**Set problem**
Please copy all the lines that follow, word for word.
◇ ◇ ◇ ◇
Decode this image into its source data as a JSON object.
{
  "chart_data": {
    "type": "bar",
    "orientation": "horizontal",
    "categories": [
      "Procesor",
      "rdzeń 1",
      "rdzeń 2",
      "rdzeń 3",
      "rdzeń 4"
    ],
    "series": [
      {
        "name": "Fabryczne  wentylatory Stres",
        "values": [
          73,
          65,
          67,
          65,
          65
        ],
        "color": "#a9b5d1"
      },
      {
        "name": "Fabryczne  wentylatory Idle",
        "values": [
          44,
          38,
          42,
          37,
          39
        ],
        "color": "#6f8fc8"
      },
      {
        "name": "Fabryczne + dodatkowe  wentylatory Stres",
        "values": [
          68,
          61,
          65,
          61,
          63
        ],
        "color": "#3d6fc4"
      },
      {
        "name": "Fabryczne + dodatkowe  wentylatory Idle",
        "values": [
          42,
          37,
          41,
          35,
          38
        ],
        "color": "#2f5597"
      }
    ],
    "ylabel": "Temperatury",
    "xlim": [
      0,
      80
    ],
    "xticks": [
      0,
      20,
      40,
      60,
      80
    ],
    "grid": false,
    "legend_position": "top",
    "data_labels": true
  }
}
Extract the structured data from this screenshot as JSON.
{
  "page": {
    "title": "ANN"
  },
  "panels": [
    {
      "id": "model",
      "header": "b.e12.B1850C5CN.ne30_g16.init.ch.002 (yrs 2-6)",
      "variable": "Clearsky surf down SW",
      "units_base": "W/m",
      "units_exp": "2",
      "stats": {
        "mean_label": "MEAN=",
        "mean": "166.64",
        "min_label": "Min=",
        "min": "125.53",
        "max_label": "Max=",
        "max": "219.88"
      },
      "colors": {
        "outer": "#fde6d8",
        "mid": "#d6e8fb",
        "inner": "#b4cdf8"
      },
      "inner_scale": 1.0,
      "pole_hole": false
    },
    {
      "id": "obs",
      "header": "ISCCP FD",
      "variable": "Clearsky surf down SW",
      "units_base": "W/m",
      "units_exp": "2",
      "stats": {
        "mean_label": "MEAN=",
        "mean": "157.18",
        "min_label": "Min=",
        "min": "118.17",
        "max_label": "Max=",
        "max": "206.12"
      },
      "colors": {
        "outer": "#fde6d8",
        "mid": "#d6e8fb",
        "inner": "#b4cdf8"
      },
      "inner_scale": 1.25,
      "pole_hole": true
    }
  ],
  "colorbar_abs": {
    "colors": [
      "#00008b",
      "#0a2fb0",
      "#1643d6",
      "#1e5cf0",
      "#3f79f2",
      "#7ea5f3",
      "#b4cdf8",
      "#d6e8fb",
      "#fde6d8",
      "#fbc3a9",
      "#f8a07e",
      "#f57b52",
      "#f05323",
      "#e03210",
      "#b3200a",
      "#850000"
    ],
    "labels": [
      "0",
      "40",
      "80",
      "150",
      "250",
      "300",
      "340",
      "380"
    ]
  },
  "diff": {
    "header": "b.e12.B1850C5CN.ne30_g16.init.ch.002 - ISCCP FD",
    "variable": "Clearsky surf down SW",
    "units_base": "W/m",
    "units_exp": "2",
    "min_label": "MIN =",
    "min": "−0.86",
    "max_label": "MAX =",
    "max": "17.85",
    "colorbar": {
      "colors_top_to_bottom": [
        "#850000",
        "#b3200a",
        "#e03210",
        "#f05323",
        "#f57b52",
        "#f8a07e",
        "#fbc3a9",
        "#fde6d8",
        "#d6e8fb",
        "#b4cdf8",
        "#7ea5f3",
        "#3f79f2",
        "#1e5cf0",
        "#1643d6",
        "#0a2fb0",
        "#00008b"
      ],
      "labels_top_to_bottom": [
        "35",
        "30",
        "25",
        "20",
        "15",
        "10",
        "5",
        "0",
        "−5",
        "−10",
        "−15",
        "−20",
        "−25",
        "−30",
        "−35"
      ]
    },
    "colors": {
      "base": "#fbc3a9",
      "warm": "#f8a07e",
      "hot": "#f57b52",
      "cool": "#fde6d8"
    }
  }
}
◇ ◇ ◇ ◇
**Task result**
Decode this image into its source data as a JSON object.
{
  "chart_data": {
    "type": "bar",
    "orientation": "horizontal",
    "categories": [
      "Procesor",
      "rdzeń 1",
      "rdzeń 2",
      "rdzeń 3",
      "rdzeń 4"
    ],
    "series": [
      {
        "name": "Fabryczne  wentylatory Stres",
        "values": [
          73,
          65,
          67,
          65,
          65
        ],
        "color": "#a9b5d1"
      },
      {
        "name": "Fabryczne  wentylatory Idle",
        "values": [
          44,
          38,
          42,
          37,
          39
        ],
        "color": "#6f8fc8"
      },
      {
        "name": "Fabryczne + dodatkowe  wentylatory Stres",
        "values": [
          68,
          61,
          65,
          61,
          63
        ],
        "color": "#3d6fc4"
      },
      {
        "name": "Fabryczne + dodatkowe  wentylatory Idle",
        "values": [
          42,
          37,
          41,
          35,
          38
        ],
        "color": "#2f5597"
      }
    ],
    "ylabel": "Temperatury",
    "xlim": [
      0,
      80
    ],
    "xticks": [
      0,
      20,
      40,
      60,
      80
    ],
    "grid": false,
    "legend_position": "top",
    "data_labels": true
  }
}
Extract the structured data from this screenshot as JSON.
{
  "page": {
    "title": "ANN"
  },
  "panels": [
    {
      "id": "model",
      "header": "b.e12.B1850C5CN.ne30_g16.init.ch.002 (yrs 2-6)",
      "variable": "Clearsky surf down SW",
      "units_base": "W/m",
      "units_exp": "2",
      "stats": {
        "mean_label": "MEAN=",
        "mean": "166.64",
        "min_label": "Min=",
        "min": "125.53",
        "max_label": "Max=",
        "max": "219.88"
      },
      "colors": {
        "outer": "#fde6d8",
        "mid": "#d6e8fb",
        "inner": "#b4cdf8"
      },
      "inner_scale": 1.0,
      "pole_hole": false
    },
    {
      "id": "obs",
      "header": "ISCCP FD",
      "variable": "Clearsky surf down SW",
      "units_base": "W/m",
      "units_exp": "2",
      "stats": {
        "mean_label": "MEAN=",
        "mean": "157.18",
        "min_label": "Min=",
        "min": "118.17",
        "max_label": "Max=",
        "max": "206.12"
      },
      "colors": {
        "outer": "#fde6d8",
        "mid": "#d6e8fb",
        "inner": "#b4cdf8"
      },
      "inner_scale": 1.25,
      "pole_hole": true
    }
  ],
  "colorbar_abs": {
    "colors": [
      "#00008b",
      "#0a2fb0",
      "#1643d6",
      "#1e5cf0",
      "#3f79f2",
      "#7ea5f3",
      "#b4cdf8",
      "#d6e8fb",
      "#fde6d8",
      "#fbc3a9",
      "#f8a07e",
      "#f57b52",
      "#f05323",
      "#e03210",
      "#b3200a",
      "#850000"
    ],
    "labels": [
      "0",
      "40",
      "80",
      "150",
      "250",
      "300",
      "340",
      "380"
    ]
  },
  "diff": {
    "header": "b.e12.B1850C5CN.ne30_g16.init.ch.002 - ISCCP FD",
    "variable": "Clearsky surf down SW",
    "units_base": "W/m",
    "units_exp": "2",
    "min_label": "MIN =",
    "min": "−0.86",
    "max_label": "MAX =",
    "max": "17.85",
    "colorbar": {
      "colors_top_to_bottom": [
        "#850000",
        "#b3200a",
        "#e03210",
        "#f05323",
        "#f57b52",
        "#f8a07e",
        "#fbc3a9",
        "#fde6d8",
        "#d6e8fb",
        "#b4cdf8",
        "#7ea5f3",
        "#3f79f2",
        "#1e5cf0",
        "#1643d6",
        "#0a2fb0",
        "#00008b"
      ],
      "labels_top_to_bottom": [
        "35",
        "30",
        "25",
        "20",
        "15",
        "10",
        "5",
        "0",
        "−5",
        "−10",
        "−15",
        "−20",
        "−25",
        "−30",
        "−35"
      ]
    },
    "colors": {
      "base": "#fbc3a9",
      "warm": "#f8a07e",
      "hot": "#f57b52",
      "cool": "#fde6d8"
    }
  }
}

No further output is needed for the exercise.